■ Work instructions
Return only the number of lines that hold "buildings".
>> BEGIN Material for this exercise
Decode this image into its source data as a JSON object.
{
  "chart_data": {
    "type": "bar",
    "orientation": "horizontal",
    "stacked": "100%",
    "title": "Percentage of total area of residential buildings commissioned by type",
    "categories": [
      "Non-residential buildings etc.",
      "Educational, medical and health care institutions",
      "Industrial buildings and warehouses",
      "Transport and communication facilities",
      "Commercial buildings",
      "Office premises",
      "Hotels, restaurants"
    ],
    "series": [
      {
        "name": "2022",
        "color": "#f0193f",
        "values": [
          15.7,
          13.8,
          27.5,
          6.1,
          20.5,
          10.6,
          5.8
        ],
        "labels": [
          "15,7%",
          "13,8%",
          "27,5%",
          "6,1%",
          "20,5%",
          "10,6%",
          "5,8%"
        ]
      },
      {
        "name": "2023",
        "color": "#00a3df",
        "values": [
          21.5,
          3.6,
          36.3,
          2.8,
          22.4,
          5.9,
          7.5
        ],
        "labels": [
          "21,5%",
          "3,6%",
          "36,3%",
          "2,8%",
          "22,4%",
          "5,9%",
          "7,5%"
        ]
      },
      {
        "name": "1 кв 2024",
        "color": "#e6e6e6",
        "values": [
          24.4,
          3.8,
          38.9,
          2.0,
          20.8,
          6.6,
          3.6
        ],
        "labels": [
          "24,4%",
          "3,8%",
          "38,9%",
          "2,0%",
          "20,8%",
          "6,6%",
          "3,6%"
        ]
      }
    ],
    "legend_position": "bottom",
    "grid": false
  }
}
>> END Material for this exercise
■ Result below
4